— START OF PROVIDED RECORDS —

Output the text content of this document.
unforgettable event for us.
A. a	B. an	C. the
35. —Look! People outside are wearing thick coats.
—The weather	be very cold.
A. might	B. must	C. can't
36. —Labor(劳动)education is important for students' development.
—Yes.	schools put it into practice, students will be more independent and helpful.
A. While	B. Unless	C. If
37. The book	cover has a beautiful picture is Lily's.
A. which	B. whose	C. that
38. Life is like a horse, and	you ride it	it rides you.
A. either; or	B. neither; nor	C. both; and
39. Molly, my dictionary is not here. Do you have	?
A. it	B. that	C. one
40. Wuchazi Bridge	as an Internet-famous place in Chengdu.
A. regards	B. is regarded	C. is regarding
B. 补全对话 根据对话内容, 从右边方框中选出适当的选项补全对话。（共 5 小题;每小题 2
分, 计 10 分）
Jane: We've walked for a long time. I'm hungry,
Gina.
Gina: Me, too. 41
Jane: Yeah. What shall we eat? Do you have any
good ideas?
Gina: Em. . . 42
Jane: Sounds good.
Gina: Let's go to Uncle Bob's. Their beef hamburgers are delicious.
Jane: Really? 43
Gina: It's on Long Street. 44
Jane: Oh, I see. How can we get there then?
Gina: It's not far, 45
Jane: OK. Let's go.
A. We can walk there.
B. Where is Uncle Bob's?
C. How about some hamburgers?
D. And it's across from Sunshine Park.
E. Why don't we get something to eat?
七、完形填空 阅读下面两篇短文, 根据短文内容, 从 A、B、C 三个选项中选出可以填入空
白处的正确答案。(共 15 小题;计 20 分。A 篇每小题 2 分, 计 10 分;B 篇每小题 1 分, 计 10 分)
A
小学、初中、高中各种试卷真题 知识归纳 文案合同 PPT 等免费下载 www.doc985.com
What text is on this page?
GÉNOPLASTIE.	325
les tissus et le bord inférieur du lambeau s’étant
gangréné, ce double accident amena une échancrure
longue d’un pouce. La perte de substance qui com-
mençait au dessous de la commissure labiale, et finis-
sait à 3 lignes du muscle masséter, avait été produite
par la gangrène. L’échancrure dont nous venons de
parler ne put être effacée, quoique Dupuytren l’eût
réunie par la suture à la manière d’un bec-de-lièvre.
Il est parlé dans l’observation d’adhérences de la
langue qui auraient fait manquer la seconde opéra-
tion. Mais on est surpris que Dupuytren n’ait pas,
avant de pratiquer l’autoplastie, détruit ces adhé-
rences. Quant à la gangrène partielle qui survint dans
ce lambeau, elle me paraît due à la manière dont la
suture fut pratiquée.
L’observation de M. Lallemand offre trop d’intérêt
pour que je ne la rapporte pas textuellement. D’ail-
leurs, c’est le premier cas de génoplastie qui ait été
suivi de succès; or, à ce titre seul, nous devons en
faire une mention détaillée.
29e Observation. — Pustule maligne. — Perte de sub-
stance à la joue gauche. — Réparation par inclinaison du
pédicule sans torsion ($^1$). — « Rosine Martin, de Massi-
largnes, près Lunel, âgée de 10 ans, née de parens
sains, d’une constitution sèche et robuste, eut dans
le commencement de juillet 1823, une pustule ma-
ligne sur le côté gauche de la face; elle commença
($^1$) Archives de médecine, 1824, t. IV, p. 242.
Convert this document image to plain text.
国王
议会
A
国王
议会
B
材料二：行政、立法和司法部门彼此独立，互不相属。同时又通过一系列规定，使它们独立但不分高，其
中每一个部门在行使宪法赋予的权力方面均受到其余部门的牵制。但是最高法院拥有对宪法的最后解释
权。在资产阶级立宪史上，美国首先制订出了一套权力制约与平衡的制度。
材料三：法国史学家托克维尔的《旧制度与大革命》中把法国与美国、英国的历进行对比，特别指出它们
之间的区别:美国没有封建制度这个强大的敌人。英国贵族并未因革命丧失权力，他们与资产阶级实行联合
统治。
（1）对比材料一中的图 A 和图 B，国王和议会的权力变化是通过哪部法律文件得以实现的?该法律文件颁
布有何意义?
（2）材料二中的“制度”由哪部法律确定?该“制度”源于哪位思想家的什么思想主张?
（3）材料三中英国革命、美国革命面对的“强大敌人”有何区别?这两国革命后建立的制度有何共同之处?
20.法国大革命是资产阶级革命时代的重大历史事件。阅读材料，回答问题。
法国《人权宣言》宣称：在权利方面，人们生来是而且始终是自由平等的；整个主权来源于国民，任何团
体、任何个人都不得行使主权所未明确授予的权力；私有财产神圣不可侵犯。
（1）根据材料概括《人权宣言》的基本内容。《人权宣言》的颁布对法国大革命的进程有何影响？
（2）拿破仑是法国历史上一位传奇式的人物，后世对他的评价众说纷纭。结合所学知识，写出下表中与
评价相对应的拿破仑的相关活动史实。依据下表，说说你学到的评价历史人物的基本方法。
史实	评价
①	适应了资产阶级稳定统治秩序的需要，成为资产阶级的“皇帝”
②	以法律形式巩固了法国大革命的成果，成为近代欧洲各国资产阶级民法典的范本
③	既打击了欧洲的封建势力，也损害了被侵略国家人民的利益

— END OF PROVIDED RECORDS —

**EXERCISE AIM:** Copy out each line of the records where the string "échancrure" appears.

**SOLUTION TO THE PROBLEM:**
gangréné, ce double accident amena une échancrure
par la gangrène. L’échancrure dont nous venons de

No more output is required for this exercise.